肛門はいったん脇へ置いて、フロイトの狼についてのドゥルーズらの批判に戻ろう。ドゥルーズらがフロイトの狼を批判するのは、狼をオイディプスの変身したものとして極めて狭く解釈していると考えるからである。フロイトは狼をいわゆる一匹狼として、それ単独に生きるものとして捉えている。しかし実際はそうではない、とかれらは考える。狼というものは本来群れを作るものであり、その群れは単一的な行動をとるようなものではなく、きわめて多様な行動をとる。その多様な行動は、群れとしてもその群れの個体としても現れる。狼は、フロイトのように一義的な存在として捉えるのではなく、多様体として捉えるべきなのである。フロイトが狼をオイディプスと結びつけるとき、かれはそのオイディプスを単一なるものとし、その単一なるものに狼を還元しようとする。しかし、狼は群れであり、「あるがままに一瞬にして把握される多様体、ゼロへの接近と遠ざかりによって、そのたびに分解不可能な距離によって把握される多様体なのだ」。

狼をそのように捉えることでドゥルーズらは、狼をリゾームと結びつける。リゾームとは多様体の原理であった。多様体の原理は、西洋思想を根底において規定してきた同一性の原理を掘り崩す力をもつ。その力によって西洋思想の伝統を掘り崩そうというのがドゥルーズらの根本的な姿勢である。つまりかれらは、狼という同じものを取り上げながら、フロイトとは真逆なことをなそうとする。フロイトが狼を単一性、同一性に還元しようとするのに対して、かれらは多様性と結びつけるのである。

狼の習性に関連して、かれらは群衆と群れの差異に注目する。群衆とは主体性を持たない匿名の個人からなる集団である。群衆の成員は個人としては行動しない。群衆のリーダーの言いなりになるだけである。そこに現代社会をむしばむ全体主義の要因がある。一方、群れとは個性を保った個体からなる集団である。群れの中で個々の成員は主体性を失わない。だから群れのリーダーは成員を一方的に支配できない。成員に命令を出すためにはかれらにその必要性を理解させる手続きが必要である。だから群れのリーダーは「一手一手に勝負をかける。つまり彼は一手打つたびにすべてを新たに賭け直さねばならないのだ。これに対して群衆のリーダーは、獲得したものを統合し、蓄積化=資本化するのである」。

群衆のなかで主体性を失ったような個人を愛するわけにはいかないとドゥルーズらはいう。誰かを愛するとは、ある特定の一人を群衆の一員としてではなく、一人の個人として、群衆や家族など彼がかかわりあっている集団から切り離して、彼を一人の人間として捉えたうえでなければ愛することはできないとかれらは言う。しかしてその愛すべき人間は、単純で変化のない個体ではなく、多様性に満ちた存在なのである。そのことをフロイトはわかっていないと彼らは批判する。「去勢、去勢、と精神分析の案山子はわめく。それは狼たちのいるところに、一つの穴、一人の父親、一匹の犬しか見てとったためしがなく、野生の多様体があるところに、飼い馴らされた一個人しか見てとったためしがないのだ」とかれらは言うのである。

提示された項目 >>
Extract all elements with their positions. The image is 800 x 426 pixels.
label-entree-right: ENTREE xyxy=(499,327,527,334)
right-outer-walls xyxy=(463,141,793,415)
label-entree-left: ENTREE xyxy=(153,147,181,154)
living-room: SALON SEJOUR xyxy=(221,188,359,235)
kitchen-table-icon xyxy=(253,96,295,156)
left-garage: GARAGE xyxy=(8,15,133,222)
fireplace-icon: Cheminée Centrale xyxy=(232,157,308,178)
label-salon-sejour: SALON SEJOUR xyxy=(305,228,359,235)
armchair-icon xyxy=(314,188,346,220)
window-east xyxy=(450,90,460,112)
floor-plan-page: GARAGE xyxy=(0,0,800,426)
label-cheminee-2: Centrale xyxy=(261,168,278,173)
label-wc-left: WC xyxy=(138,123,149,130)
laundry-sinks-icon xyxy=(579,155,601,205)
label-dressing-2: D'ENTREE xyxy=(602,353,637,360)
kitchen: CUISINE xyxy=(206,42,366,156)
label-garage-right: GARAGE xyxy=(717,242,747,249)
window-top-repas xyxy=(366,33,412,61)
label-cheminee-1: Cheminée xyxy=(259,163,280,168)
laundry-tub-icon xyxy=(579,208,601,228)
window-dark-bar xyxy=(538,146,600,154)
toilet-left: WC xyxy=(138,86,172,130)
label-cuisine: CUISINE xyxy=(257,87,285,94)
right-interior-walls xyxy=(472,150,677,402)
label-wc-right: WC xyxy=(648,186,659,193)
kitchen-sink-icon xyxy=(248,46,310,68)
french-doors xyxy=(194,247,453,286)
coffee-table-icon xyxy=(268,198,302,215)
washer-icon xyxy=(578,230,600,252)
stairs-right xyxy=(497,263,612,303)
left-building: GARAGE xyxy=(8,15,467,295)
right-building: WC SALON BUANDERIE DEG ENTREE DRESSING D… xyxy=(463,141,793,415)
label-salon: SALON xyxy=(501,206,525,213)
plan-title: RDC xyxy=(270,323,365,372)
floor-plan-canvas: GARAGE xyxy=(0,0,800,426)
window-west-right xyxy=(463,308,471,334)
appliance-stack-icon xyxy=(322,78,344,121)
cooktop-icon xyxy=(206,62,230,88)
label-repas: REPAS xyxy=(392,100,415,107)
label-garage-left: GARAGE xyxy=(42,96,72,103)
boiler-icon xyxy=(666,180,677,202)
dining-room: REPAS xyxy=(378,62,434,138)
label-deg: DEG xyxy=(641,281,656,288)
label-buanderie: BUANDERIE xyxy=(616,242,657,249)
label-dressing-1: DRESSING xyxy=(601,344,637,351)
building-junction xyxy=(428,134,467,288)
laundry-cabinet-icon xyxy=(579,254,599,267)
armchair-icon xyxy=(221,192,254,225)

作業の依頼 1 >> 提示された文章では、ドゥルーズらがフロイトの狼を批判する理由を何だとしていますか。
作業の依頼 2 >> 提示された文章の最後の引用で、精神分析の案山子が「狼たちのいるところ」と「野生の多様体があるところ」に見てとってきただけだとされるものを、すべて挙げてください。

回答欄 1 >> フロイトが狼をオイディプスの変身したものとして、とても狭く解釈していると考えるからです。

回答欄 2 >> 一つの穴、一人の父親、一匹の犬、飼い馴らされた一個人